* start Material supplied *

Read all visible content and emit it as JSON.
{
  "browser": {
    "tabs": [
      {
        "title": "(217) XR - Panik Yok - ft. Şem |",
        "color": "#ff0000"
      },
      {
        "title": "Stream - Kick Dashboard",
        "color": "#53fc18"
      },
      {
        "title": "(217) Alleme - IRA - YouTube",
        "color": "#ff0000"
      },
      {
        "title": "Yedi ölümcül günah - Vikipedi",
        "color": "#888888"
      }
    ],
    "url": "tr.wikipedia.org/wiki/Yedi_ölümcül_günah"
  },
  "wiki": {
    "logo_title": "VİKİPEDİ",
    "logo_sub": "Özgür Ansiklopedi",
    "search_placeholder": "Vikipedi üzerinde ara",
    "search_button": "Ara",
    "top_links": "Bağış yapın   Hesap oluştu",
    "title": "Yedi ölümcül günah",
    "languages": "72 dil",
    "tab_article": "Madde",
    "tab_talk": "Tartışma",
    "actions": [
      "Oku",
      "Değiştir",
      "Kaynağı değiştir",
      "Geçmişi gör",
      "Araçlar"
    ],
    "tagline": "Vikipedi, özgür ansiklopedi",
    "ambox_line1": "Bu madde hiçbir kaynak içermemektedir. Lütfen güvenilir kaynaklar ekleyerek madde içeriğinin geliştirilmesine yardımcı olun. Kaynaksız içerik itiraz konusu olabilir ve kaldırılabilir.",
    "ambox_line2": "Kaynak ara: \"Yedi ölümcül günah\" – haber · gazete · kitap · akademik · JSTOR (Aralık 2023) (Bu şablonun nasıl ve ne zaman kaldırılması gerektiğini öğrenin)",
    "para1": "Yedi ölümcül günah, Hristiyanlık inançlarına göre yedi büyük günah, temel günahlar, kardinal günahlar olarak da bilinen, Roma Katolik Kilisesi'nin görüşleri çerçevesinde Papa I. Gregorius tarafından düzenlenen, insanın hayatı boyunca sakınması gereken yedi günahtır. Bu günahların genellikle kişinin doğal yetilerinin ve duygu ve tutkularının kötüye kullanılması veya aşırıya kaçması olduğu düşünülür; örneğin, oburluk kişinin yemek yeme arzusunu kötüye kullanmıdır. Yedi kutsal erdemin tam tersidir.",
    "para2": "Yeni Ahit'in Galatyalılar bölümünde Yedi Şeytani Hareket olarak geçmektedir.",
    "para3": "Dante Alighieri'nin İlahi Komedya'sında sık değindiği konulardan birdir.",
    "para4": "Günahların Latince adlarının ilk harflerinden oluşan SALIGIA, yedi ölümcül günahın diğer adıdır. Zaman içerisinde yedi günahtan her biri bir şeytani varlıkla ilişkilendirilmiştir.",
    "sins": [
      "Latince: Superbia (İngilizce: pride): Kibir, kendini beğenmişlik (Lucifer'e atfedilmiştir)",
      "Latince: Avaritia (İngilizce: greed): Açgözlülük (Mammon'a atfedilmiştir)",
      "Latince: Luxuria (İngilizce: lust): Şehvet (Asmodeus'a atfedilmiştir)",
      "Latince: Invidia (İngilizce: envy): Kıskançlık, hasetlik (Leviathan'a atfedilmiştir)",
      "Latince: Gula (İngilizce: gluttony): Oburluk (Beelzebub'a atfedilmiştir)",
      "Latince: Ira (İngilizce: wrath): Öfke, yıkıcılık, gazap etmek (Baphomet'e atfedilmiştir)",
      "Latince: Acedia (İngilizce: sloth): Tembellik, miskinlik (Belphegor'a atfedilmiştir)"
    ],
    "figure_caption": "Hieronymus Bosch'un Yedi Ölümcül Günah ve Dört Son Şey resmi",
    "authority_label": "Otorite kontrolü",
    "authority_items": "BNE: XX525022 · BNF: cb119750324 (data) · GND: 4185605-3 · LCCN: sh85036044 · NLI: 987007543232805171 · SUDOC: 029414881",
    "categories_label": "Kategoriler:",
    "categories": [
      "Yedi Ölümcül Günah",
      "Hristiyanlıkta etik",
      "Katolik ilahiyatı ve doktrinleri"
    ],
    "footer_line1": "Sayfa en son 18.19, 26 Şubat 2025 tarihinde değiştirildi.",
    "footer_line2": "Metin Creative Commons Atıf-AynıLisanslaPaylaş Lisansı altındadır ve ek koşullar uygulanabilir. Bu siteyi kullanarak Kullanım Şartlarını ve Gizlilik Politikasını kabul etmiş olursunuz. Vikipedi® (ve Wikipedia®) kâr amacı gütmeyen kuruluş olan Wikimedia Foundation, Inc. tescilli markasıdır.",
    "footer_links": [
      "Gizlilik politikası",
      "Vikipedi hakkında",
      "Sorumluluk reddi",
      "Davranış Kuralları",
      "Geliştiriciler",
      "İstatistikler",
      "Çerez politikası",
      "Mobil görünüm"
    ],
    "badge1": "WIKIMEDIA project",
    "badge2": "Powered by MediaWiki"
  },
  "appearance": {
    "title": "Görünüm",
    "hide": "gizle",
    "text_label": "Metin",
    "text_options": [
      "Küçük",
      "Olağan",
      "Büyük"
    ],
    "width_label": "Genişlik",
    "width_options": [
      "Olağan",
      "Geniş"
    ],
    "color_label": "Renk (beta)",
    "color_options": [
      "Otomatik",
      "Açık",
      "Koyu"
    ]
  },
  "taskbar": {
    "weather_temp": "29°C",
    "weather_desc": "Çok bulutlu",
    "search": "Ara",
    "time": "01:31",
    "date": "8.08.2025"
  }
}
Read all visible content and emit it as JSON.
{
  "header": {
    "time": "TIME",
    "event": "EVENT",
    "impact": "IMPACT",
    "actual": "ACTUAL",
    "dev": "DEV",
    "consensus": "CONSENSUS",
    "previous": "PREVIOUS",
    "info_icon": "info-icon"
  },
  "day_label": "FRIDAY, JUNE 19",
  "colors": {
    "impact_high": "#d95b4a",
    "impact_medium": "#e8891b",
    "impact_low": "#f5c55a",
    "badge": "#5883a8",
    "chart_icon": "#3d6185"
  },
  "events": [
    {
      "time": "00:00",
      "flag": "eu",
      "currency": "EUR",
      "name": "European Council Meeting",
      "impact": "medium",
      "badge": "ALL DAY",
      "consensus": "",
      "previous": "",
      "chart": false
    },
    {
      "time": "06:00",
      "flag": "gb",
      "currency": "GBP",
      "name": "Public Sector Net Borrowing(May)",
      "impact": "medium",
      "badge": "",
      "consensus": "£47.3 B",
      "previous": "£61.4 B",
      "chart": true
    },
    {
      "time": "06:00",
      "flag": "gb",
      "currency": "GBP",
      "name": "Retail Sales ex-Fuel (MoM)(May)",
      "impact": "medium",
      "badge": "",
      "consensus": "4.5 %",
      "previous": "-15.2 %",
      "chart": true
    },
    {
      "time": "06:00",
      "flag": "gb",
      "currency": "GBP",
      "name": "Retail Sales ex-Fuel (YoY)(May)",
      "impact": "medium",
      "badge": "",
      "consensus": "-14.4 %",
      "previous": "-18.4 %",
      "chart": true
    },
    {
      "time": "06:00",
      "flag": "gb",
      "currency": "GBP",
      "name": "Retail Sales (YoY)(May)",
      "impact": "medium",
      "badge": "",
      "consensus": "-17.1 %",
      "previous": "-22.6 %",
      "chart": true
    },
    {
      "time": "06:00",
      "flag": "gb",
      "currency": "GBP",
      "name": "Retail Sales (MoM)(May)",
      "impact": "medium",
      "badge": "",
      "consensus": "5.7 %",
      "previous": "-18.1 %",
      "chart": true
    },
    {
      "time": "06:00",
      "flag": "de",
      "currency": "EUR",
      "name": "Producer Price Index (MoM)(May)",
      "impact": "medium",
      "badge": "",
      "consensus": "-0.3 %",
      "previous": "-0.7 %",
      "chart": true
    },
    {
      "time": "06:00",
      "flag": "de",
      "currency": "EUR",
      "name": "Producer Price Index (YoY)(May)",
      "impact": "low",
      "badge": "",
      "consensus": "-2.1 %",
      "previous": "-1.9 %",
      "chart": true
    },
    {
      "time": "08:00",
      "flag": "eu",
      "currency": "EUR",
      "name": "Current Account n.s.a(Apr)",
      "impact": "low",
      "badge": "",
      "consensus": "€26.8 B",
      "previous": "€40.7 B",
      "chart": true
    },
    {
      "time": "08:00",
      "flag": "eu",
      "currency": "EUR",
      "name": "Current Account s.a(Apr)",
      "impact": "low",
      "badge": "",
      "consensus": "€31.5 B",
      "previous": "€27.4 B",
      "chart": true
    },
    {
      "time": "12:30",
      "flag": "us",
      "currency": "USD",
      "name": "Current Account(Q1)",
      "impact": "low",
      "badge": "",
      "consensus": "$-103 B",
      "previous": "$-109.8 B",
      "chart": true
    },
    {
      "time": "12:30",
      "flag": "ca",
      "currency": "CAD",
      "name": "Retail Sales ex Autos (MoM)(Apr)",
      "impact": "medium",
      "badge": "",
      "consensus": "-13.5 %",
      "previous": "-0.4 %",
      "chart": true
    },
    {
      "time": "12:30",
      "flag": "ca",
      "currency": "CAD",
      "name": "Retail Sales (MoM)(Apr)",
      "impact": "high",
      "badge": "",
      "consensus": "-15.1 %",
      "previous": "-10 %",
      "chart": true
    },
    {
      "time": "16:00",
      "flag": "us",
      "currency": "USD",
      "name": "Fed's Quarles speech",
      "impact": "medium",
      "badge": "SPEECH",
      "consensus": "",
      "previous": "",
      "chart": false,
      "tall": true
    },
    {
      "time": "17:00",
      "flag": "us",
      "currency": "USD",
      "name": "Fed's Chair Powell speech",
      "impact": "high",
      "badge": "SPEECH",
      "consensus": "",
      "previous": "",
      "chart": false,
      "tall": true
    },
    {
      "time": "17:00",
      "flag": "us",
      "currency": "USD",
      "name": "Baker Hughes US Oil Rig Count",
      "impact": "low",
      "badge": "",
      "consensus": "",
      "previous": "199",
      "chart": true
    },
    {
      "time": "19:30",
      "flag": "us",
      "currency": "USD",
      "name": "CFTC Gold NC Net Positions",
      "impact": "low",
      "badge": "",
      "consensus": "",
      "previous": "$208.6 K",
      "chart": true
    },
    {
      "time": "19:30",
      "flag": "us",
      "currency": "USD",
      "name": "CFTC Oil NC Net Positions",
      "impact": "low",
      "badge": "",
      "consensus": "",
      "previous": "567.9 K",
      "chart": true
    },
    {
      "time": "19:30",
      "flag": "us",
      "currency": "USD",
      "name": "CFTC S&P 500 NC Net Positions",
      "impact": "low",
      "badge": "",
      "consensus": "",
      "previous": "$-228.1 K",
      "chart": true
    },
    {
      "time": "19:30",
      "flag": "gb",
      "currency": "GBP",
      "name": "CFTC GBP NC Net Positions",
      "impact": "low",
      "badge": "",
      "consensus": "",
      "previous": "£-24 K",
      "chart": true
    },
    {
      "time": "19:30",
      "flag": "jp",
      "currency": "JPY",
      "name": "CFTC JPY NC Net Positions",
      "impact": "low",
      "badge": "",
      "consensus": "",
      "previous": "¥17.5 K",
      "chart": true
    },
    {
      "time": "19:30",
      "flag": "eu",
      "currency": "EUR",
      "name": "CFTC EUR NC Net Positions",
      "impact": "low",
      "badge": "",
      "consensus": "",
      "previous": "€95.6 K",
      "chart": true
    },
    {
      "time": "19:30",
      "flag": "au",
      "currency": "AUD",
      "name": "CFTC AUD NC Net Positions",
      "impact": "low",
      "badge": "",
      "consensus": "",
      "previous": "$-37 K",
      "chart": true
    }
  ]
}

* end Material supplied *

→ **Your objective**: Show the lines from the data above that contain the string "CFTC".

→ **Correct output**:
      "name": "CFTC Gold NC Net Positions",
      "name": "CFTC Oil NC Net Positions",
      "name": "CFTC S&P 500 NC Net Positions",
      "name": "CFTC GBP NC Net Positions",
      "name": "CFTC JPY NC Net Positions",
      "name": "CFTC EUR NC Net Positions",
      "name": "CFTC AUD NC Net Positions",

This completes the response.